Please write out each entry exactly as it appears.

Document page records
=== Begin Enclosure ===

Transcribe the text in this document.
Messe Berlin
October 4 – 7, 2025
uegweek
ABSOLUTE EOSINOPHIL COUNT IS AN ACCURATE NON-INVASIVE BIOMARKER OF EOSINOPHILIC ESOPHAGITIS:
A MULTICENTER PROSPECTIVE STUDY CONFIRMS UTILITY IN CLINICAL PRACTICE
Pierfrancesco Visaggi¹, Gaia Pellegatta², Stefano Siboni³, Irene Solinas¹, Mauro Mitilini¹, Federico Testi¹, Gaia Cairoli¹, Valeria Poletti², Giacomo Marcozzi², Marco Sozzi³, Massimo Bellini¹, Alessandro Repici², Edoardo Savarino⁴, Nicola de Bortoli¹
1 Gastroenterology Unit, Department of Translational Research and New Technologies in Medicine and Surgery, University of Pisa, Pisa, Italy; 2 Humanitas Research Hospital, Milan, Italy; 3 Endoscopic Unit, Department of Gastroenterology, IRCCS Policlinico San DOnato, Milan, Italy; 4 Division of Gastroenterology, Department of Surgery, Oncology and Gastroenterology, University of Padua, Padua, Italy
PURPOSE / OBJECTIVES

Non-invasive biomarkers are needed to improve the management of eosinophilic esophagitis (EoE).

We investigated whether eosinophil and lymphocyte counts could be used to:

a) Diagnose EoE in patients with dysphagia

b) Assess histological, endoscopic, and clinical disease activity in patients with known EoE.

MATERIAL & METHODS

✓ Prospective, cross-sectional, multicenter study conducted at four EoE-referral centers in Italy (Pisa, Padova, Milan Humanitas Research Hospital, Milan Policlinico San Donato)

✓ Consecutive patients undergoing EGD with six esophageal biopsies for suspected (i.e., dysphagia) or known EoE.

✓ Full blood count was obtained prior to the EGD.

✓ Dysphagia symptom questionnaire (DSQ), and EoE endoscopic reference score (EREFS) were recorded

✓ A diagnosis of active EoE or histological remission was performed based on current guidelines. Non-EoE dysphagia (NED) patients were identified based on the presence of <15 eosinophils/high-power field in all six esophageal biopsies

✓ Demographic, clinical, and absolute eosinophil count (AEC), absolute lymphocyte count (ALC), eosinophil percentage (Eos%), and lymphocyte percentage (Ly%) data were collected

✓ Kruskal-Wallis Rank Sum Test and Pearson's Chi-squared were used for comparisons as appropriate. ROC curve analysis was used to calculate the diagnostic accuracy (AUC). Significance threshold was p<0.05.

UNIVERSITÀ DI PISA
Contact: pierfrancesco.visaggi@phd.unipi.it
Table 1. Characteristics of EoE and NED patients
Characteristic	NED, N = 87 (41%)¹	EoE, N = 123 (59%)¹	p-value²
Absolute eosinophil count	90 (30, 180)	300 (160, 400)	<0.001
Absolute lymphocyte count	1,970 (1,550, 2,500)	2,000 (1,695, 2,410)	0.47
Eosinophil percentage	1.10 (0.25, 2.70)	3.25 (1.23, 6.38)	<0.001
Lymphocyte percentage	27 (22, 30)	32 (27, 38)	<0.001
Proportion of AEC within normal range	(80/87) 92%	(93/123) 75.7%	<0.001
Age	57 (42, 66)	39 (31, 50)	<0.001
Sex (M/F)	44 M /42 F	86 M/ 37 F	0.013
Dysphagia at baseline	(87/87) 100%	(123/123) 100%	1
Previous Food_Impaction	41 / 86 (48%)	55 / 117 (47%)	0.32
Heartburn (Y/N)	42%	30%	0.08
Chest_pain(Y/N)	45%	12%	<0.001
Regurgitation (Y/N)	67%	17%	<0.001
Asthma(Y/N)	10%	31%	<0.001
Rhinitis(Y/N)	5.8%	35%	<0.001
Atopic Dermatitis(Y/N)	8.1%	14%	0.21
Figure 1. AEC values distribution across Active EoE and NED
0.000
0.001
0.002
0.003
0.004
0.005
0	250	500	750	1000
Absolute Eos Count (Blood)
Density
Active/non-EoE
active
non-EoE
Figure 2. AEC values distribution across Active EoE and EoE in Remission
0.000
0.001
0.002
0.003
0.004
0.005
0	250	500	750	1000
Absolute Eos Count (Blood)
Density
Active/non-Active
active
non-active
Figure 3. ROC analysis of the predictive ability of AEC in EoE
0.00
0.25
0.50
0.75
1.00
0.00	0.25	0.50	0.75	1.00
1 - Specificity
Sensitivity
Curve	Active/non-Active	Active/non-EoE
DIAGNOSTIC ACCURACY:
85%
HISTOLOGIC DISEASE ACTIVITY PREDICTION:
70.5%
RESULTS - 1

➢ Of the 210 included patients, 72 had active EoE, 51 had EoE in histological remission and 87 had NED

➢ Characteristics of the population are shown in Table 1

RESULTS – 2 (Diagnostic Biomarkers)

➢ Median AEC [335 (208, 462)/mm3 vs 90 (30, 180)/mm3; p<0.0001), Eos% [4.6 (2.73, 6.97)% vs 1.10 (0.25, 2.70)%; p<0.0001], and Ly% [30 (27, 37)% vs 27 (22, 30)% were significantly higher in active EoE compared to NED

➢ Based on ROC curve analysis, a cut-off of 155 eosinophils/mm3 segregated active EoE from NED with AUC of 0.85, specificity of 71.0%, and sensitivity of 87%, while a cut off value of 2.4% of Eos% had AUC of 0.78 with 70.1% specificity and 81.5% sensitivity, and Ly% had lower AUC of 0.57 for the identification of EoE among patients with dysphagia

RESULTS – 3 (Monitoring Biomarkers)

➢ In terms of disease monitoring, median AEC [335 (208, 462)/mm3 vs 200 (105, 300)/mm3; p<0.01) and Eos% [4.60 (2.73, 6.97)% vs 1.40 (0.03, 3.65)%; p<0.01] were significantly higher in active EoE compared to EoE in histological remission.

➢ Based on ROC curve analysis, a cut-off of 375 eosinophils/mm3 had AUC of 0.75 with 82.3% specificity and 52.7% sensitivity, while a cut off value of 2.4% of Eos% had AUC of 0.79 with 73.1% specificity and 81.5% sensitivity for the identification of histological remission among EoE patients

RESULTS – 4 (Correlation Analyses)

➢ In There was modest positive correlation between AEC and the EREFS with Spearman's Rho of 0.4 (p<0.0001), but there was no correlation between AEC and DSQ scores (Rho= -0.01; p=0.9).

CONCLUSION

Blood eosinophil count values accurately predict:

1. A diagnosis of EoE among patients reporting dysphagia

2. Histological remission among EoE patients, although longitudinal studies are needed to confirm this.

=== End Enclosure ===

- **SOLVED EXERCISE**:
Transcribe the text in this document.
Messe Berlin
October 4 – 7, 2025
uegweek
ABSOLUTE EOSINOPHIL COUNT IS AN ACCURATE NON-INVASIVE BIOMARKER OF EOSINOPHILIC ESOPHAGITIS:
A MULTICENTER PROSPECTIVE STUDY CONFIRMS UTILITY IN CLINICAL PRACTICE
Pierfrancesco Visaggi¹, Gaia Pellegatta², Stefano Siboni³, Irene Solinas¹, Mauro Mitilini¹, Federico Testi¹, Gaia Cairoli¹, Valeria Poletti², Giacomo Marcozzi², Marco Sozzi³, Massimo Bellini¹, Alessandro Repici², Edoardo Savarino⁴, Nicola de Bortoli¹
1 Gastroenterology Unit, Department of Translational Research and New Technologies in Medicine and Surgery, University of Pisa, Pisa, Italy; 2 Humanitas Research Hospital, Milan, Italy; 3 Endoscopic Unit, Department of Gastroenterology, IRCCS Policlinico San DOnato, Milan, Italy; 4 Division of Gastroenterology, Department of Surgery, Oncology and Gastroenterology, University of Padua, Padua, Italy
PURPOSE / OBJECTIVES

Non-invasive biomarkers are needed to improve the management of eosinophilic esophagitis (EoE).

We investigated whether eosinophil and lymphocyte counts could be used to:

a) Diagnose EoE in patients with dysphagia

b) Assess histological, endoscopic, and clinical disease activity in patients with known EoE.

MATERIAL & METHODS

✓ Prospective, cross-sectional, multicenter study conducted at four EoE-referral centers in Italy (Pisa, Padova, Milan Humanitas Research Hospital, Milan Policlinico San Donato)

✓ Consecutive patients undergoing EGD with six esophageal biopsies for suspected (i.e., dysphagia) or known EoE.

✓ Full blood count was obtained prior to the EGD.

✓ Dysphagia symptom questionnaire (DSQ), and EoE endoscopic reference score (EREFS) were recorded

✓ A diagnosis of active EoE or histological remission was performed based on current guidelines. Non-EoE dysphagia (NED) patients were identified based on the presence of <15 eosinophils/high-power field in all six esophageal biopsies

✓ Demographic, clinical, and absolute eosinophil count (AEC), absolute lymphocyte count (ALC), eosinophil percentage (Eos%), and lymphocyte percentage (Ly%) data were collected

✓ Kruskal-Wallis Rank Sum Test and Pearson's Chi-squared were used for comparisons as appropriate. ROC curve analysis was used to calculate the diagnostic accuracy (AUC). Significance threshold was p<0.05.

UNIVERSITÀ DI PISA
Contact: pierfrancesco.visaggi@phd.unipi.it
Table 1. Characteristics of EoE and NED patients
Characteristic	NED, N = 87 (41%)¹	EoE, N = 123 (59%)¹	p-value²
Absolute eosinophil count	90 (30, 180)	300 (160, 400)	<0.001
Absolute lymphocyte count	1,970 (1,550, 2,500)	2,000 (1,695, 2,410)	0.47
Eosinophil percentage	1.10 (0.25, 2.70)	3.25 (1.23, 6.38)	<0.001
Lymphocyte percentage	27 (22, 30)	32 (27, 38)	<0.001
Proportion of AEC within normal range	(80/87) 92%	(93/123) 75.7%	<0.001
Age	57 (42, 66)	39 (31, 50)	<0.001
Sex (M/F)	44 M /42 F	86 M/ 37 F	0.013
Dysphagia at baseline	(87/87) 100%	(123/123) 100%	1
Previous Food_Impaction	41 / 86 (48%)	55 / 117 (47%)	0.32
Heartburn (Y/N)	42%	30%	0.08
Chest_pain(Y/N)	45%	12%	<0.001
Regurgitation (Y/N)	67%	17%	<0.001
Asthma(Y/N)	10%	31%	<0.001
Rhinitis(Y/N)	5.8%	35%	<0.001
Atopic Dermatitis(Y/N)	8.1%	14%	0.21
Figure 1. AEC values distribution across Active EoE and NED
0.000
0.001
0.002
0.003
0.004
0.005
0	250	500	750	1000
Absolute Eos Count (Blood)
Density
Active/non-EoE
active
non-EoE
Figure 2. AEC values distribution across Active EoE and EoE in Remission
0.000
0.001
0.002
0.003
0.004
0.005
0	250	500	750	1000
Absolute Eos Count (Blood)
Density
Active/non-Active
active
non-active
Figure 3. ROC analysis of the predictive ability of AEC in EoE
0.00
0.25
0.50
0.75
1.00
0.00	0.25	0.50	0.75	1.00
1 - Specificity
Sensitivity
Curve	Active/non-Active	Active/non-EoE
DIAGNOSTIC ACCURACY:
85%
HISTOLOGIC DISEASE ACTIVITY PREDICTION:
70.5%
RESULTS - 1

➢ Of the 210 included patients, 72 had active EoE, 51 had EoE in histological remission and 87 had NED

➢ Characteristics of the population are shown in Table 1

RESULTS – 2 (Diagnostic Biomarkers)

➢ Median AEC [335 (208, 462)/mm3 vs 90 (30, 180)/mm3; p<0.0001), Eos% [4.6 (2.73, 6.97)% vs 1.10 (0.25, 2.70)%; p<0.0001], and Ly% [30 (27, 37)% vs 27 (22, 30)% were significantly higher in active EoE compared to NED

➢ Based on ROC curve analysis, a cut-off of 155 eosinophils/mm3 segregated active EoE from NED with AUC of 0.85, specificity of 71.0%, and sensitivity of 87%, while a cut off value of 2.4% of Eos% had AUC of 0.78 with 70.1% specificity and 81.5% sensitivity, and Ly% had lower AUC of 0.57 for the identification of EoE among patients with dysphagia

RESULTS – 3 (Monitoring Biomarkers)

➢ In terms of disease monitoring, median AEC [335 (208, 462)/mm3 vs 200 (105, 300)/mm3; p<0.01) and Eos% [4.60 (2.73, 6.97)% vs 1.40 (0.03, 3.65)%; p<0.01] were significantly higher in active EoE compared to EoE in histological remission.

➢ Based on ROC curve analysis, a cut-off of 375 eosinophils/mm3 had AUC of 0.75 with 82.3% specificity and 52.7% sensitivity, while a cut off value of 2.4% of Eos% had AUC of 0.79 with 73.1% specificity and 81.5% sensitivity for the identification of histological remission among EoE patients

RESULTS – 4 (Correlation Analyses)

➢ In There was modest positive correlation between AEC and the EREFS with Spearman's Rho of 0.4 (p<0.0001), but there was no correlation between AEC and DSQ scores (Rho= -0.01; p=0.9).

CONCLUSION

Blood eosinophil count values accurately predict:

1. A diagnosis of EoE among patients reporting dysphagia

2. Histological remission among EoE patients, although longitudinal studies are needed to confirm this.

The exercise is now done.